------ SUPPLIED ENTRIES

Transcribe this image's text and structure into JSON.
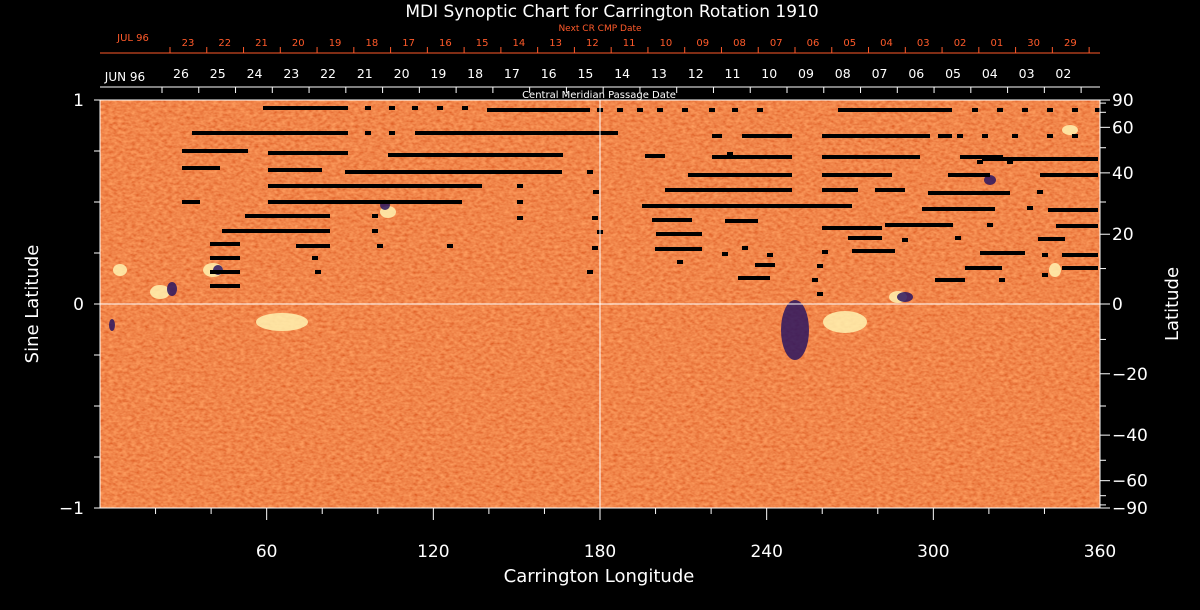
{
  "chart_data": {
    "type": "heatmap",
    "title": "MDI Synoptic Chart for Carrington Rotation 1910",
    "xlabel": "Carrington Longitude",
    "ylabel_left": "Sine Latitude",
    "ylabel_right": "Latitude",
    "xlim": [
      0,
      360
    ],
    "ylim": [
      -1,
      1
    ],
    "x_ticks": [
      60,
      120,
      180,
      240,
      300,
      360
    ],
    "y_ticks_left": [
      {
        "value": 1,
        "label": "1"
      },
      {
        "value": 0,
        "label": "0"
      },
      {
        "value": -1,
        "label": "−1"
      }
    ],
    "y_ticks_right_deg": [
      90,
      60,
      40,
      20,
      0,
      -20,
      -40,
      -60,
      -90
    ],
    "y_ticks_right_labels": [
      "90",
      "60",
      "40",
      "20",
      "0",
      "−20",
      "−40",
      "−60",
      "−90"
    ],
    "grid_lines": {
      "x": [
        180
      ],
      "y": [
        0
      ]
    },
    "top_axis_primary": {
      "caption": "Central Meridian Passage Date",
      "month_label": "JUN 96",
      "days": [
        "26",
        "25",
        "24",
        "23",
        "22",
        "21",
        "20",
        "19",
        "18",
        "17",
        "16",
        "15",
        "14",
        "13",
        "12",
        "11",
        "10",
        "09",
        "08",
        "07",
        "06",
        "05",
        "04",
        "03",
        "02"
      ]
    },
    "top_axis_secondary": {
      "caption": "Next CR CMP Date",
      "month_label": "JUL 96",
      "days": [
        "23",
        "22",
        "21",
        "20",
        "19",
        "18",
        "17",
        "16",
        "15",
        "14",
        "13",
        "12",
        "11",
        "10",
        "09",
        "08",
        "07",
        "06",
        "05",
        "04",
        "03",
        "02",
        "01",
        "30",
        "29"
      ]
    },
    "colors": {
      "background_field": "#ff4500",
      "positive_polarity": "#fff2b0",
      "negative_polarity": "#2a1560",
      "missing_data": "#000000",
      "secondary_axis_text": "#ff5a2a",
      "axis_text": "#ffffff"
    }
  }
}
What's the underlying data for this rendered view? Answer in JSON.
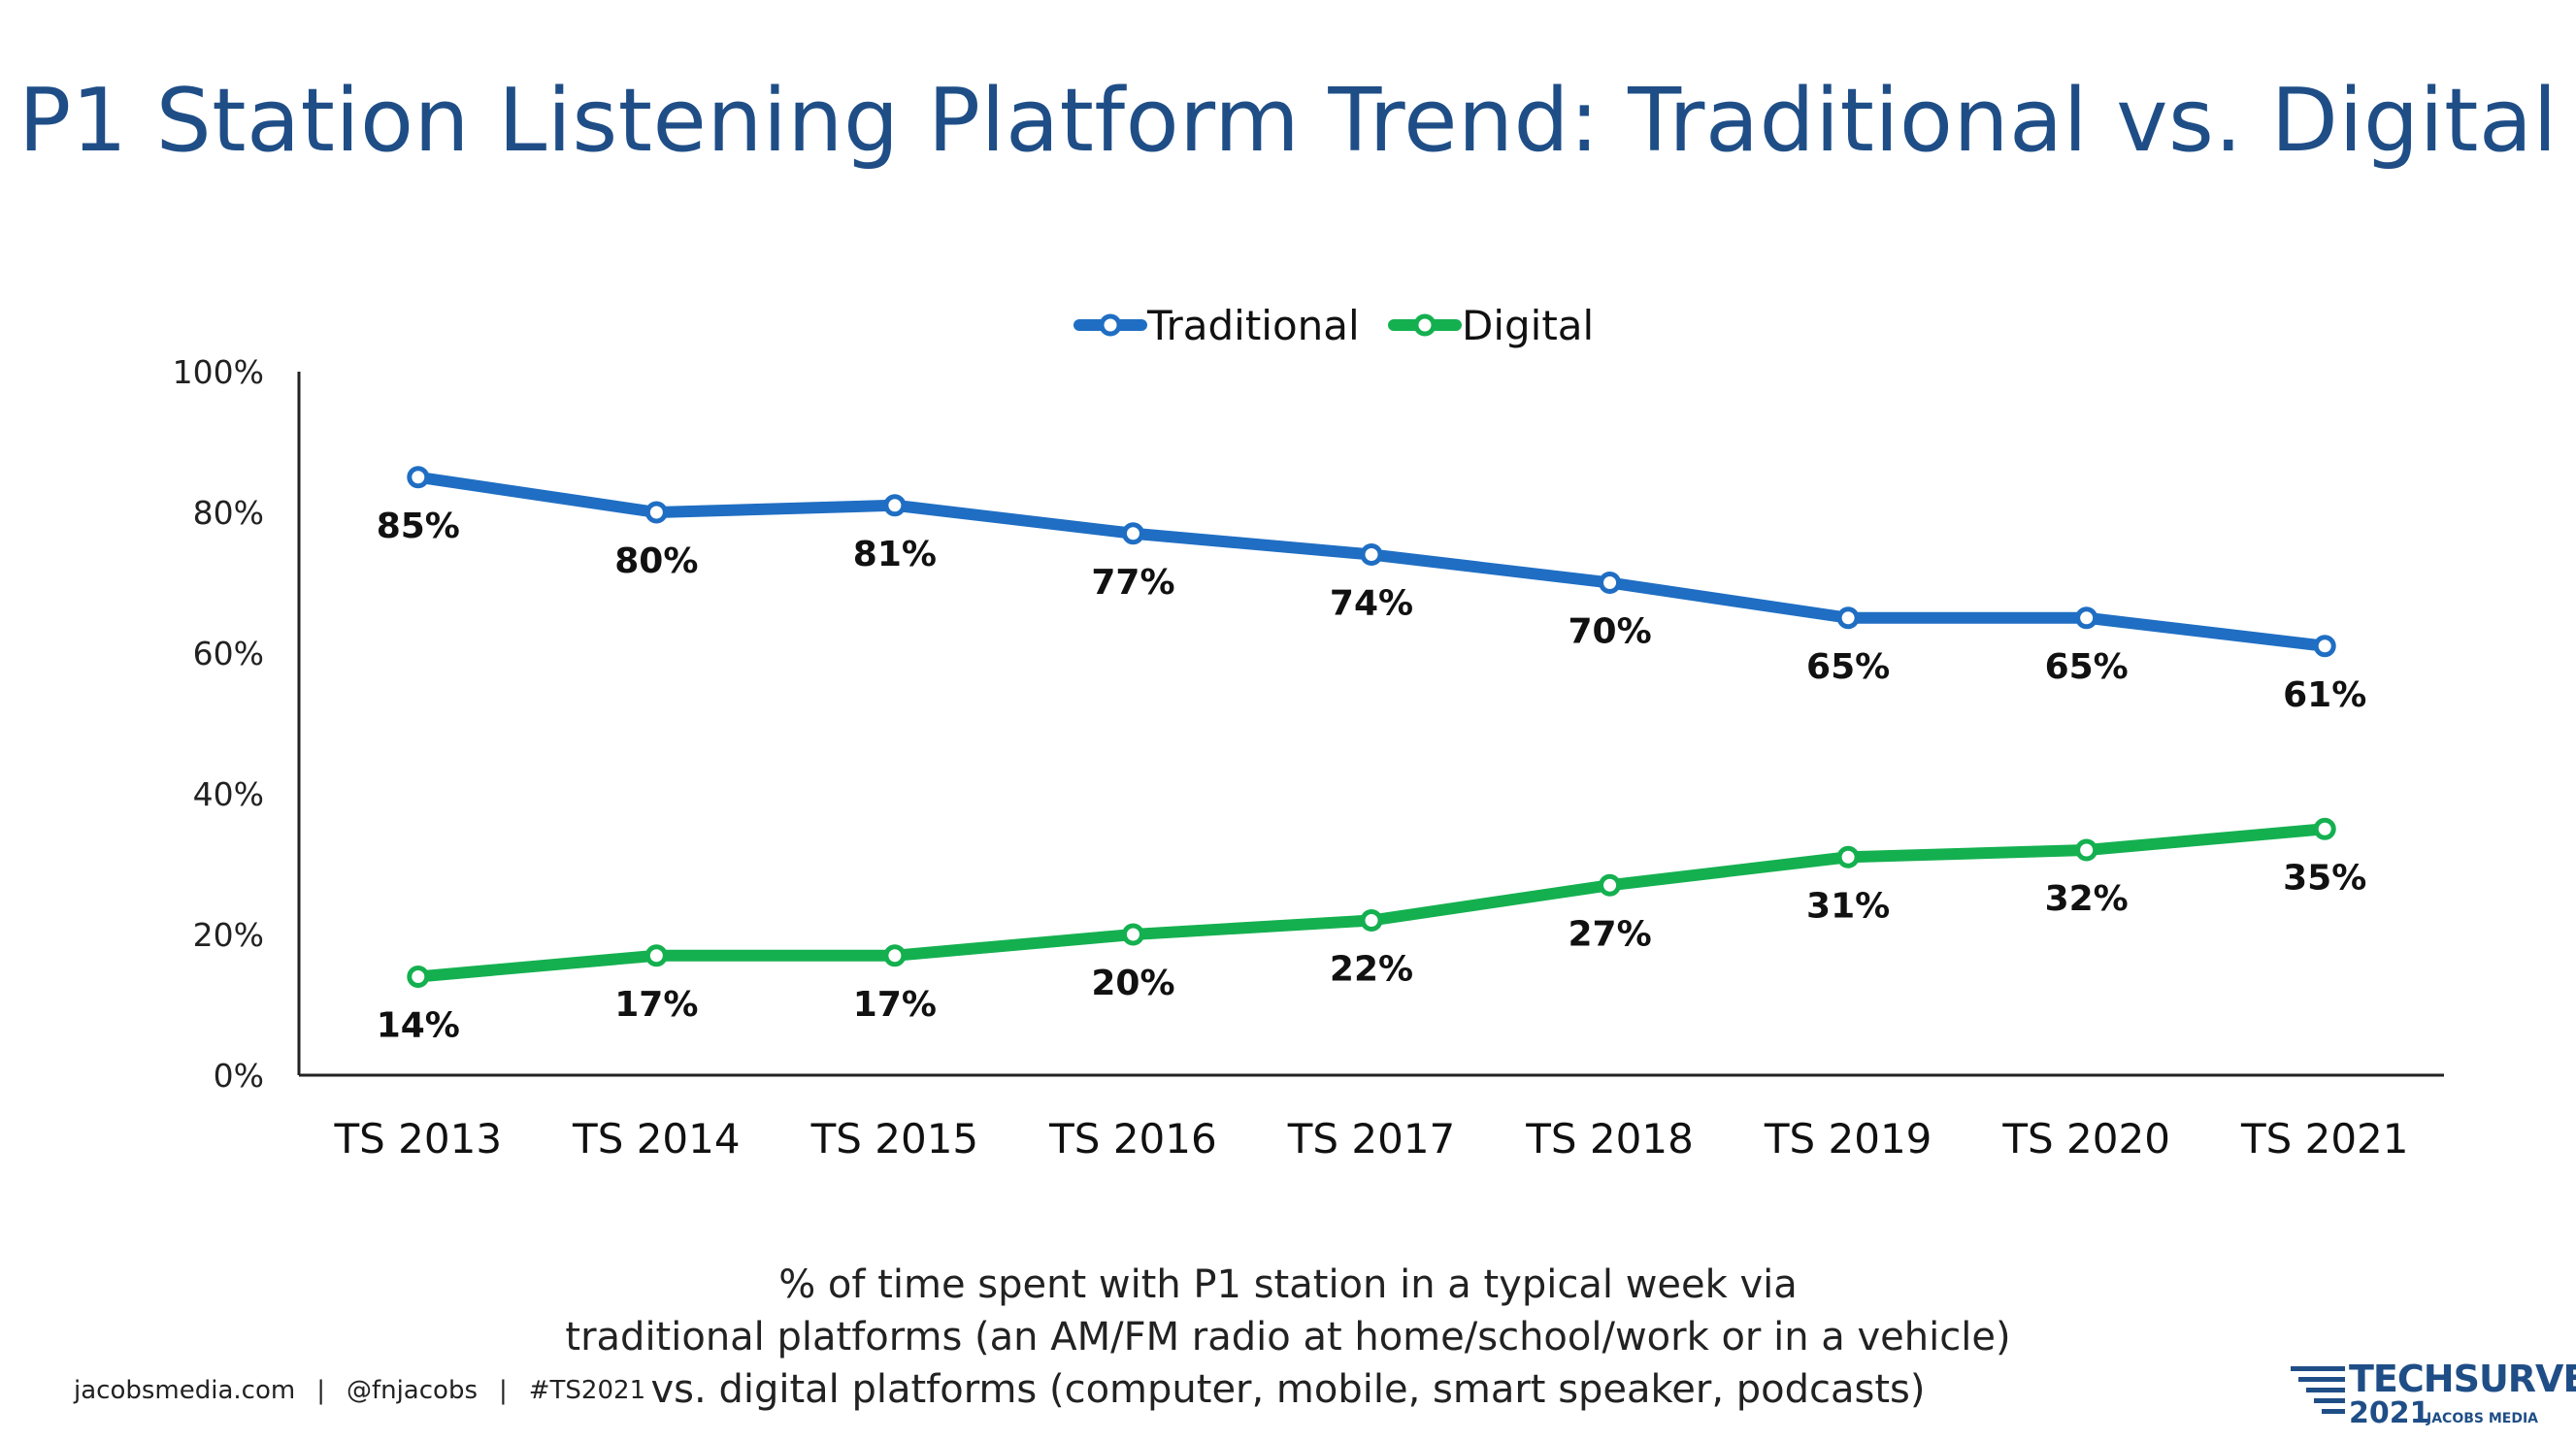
{
  "title": "P1 Station Listening Platform Trend: Traditional vs. Digital",
  "chart_data": {
    "type": "line",
    "categories": [
      "TS 2013",
      "TS 2014",
      "TS 2015",
      "TS 2016",
      "TS 2017",
      "TS 2018",
      "TS 2019",
      "TS 2020",
      "TS 2021"
    ],
    "series": [
      {
        "name": "Traditional",
        "color": "#1f6ec3",
        "values": [
          85,
          80,
          81,
          77,
          74,
          70,
          65,
          65,
          61
        ]
      },
      {
        "name": "Digital",
        "color": "#14b050",
        "values": [
          14,
          17,
          17,
          20,
          22,
          27,
          31,
          32,
          35
        ]
      }
    ],
    "y_ticks": [
      "0%",
      "20%",
      "40%",
      "60%",
      "80%",
      "100%"
    ],
    "ylim": [
      0,
      100
    ],
    "data_label_suffix": "%",
    "legend": "top-center",
    "grid": false
  },
  "caption": {
    "line1": "% of time spent with P1 station in a typical week via",
    "line2": "traditional platforms (an AM/FM radio at home/school/work or in a vehicle)",
    "line3": "vs. digital platforms (computer, mobile, smart speaker, podcasts)"
  },
  "footer": {
    "site": "jacobsmedia.com",
    "handle": "@fnjacobs",
    "hashtag": "#TS2021"
  },
  "logo": {
    "brand": "TECHSURVEY",
    "year": "2021",
    "sub": "JACOBS MEDIA"
  }
}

------------

* **SET EXERCISE**:
Copy every record above exactly, leaving out the pictures.

* **SOLUTION FOR THIS TASK**:
Transcribe this image's text and structure into JSON.
{
  "chart_data": {
    "type": "heatmap",
    "title": "MDI Synoptic Chart for Carrington Rotation 1910",
    "xlabel": "Carrington Longitude",
    "ylabel_left": "Sine Latitude",
    "ylabel_right": "Latitude",
    "xlim": [
      0,
      360
    ],
    "ylim": [
      -1,
      1
    ],
    "x_ticks": [
      60,
      120,
      180,
      240,
      300,
      360
    ],
    "y_ticks_left": [
      {
        "value": 1,
        "label": "1"
      },
      {
        "value": 0,
        "label": "0"
      },
      {
        "value": -1,
        "label": "−1"
      }
    ],
    "y_ticks_right_deg": [
      90,
      60,
      40,
      20,
      0,
      -20,
      -40,
      -60,
      -90
    ],
    "y_ticks_right_labels": [
      "90",
      "60",
      "40",
      "20",
      "0",
      "−20",
      "−40",
      "−60",
      "−90"
    ],
    "grid_lines": {
      "x": [
        180
      ],
      "y": [
        0
      ]
    },
    "top_axis_primary": {
      "caption": "Central Meridian Passage Date",
      "month_label": "JUN 96",
      "days": [
        "26",
        "25",
        "24",
        "23",
        "22",
        "21",
        "20",
        "19",
        "18",
        "17",
        "16",
        "15",
        "14",
        "13",
        "12",
        "11",
        "10",
        "09",
        "08",
        "07",
        "06",
        "05",
        "04",
        "03",
        "02"
      ]
    },
    "top_axis_secondary": {
      "caption": "Next CR CMP Date",
      "month_label": "JUL 96",
      "days": [
        "23",
        "22",
        "21",
        "20",
        "19",
        "18",
        "17",
        "16",
        "15",
        "14",
        "13",
        "12",
        "11",
        "10",
        "09",
        "08",
        "07",
        "06",
        "05",
        "04",
        "03",
        "02",
        "01",
        "30",
        "29"
      ]
    },
    "colors": {
      "background_field": "#ff4500",
      "positive_polarity": "#fff2b0",
      "negative_polarity": "#2a1560",
      "missing_data": "#000000",
      "secondary_axis_text": "#ff5a2a",
      "axis_text": "#ffffff"
    }
  }
}
What's the underlying data for this rendered view? Answer in JSON.
{
  "title": "P1 Station Listening Platform Trend: Traditional vs. Digital",
  "chart_data": {
    "type": "line",
    "categories": [
      "TS 2013",
      "TS 2014",
      "TS 2015",
      "TS 2016",
      "TS 2017",
      "TS 2018",
      "TS 2019",
      "TS 2020",
      "TS 2021"
    ],
    "series": [
      {
        "name": "Traditional",
        "color": "#1f6ec3",
        "values": [
          85,
          80,
          81,
          77,
          74,
          70,
          65,
          65,
          61
        ]
      },
      {
        "name": "Digital",
        "color": "#14b050",
        "values": [
          14,
          17,
          17,
          20,
          22,
          27,
          31,
          32,
          35
        ]
      }
    ],
    "y_ticks": [
      "0%",
      "20%",
      "40%",
      "60%",
      "80%",
      "100%"
    ],
    "ylim": [
      0,
      100
    ],
    "data_label_suffix": "%",
    "legend": "top-center",
    "grid": false
  },
  "caption": {
    "line1": "% of time spent with P1 station in a typical week via",
    "line2": "traditional platforms (an AM/FM radio at home/school/work or in a vehicle)",
    "line3": "vs. digital platforms (computer, mobile, smart speaker, podcasts)"
  },
  "footer": {
    "site": "jacobsmedia.com",
    "handle": "@fnjacobs",
    "hashtag": "#TS2021"
  },
  "logo": {
    "brand": "TECHSURVEY",
    "year": "2021",
    "sub": "JACOBS MEDIA"
  }
}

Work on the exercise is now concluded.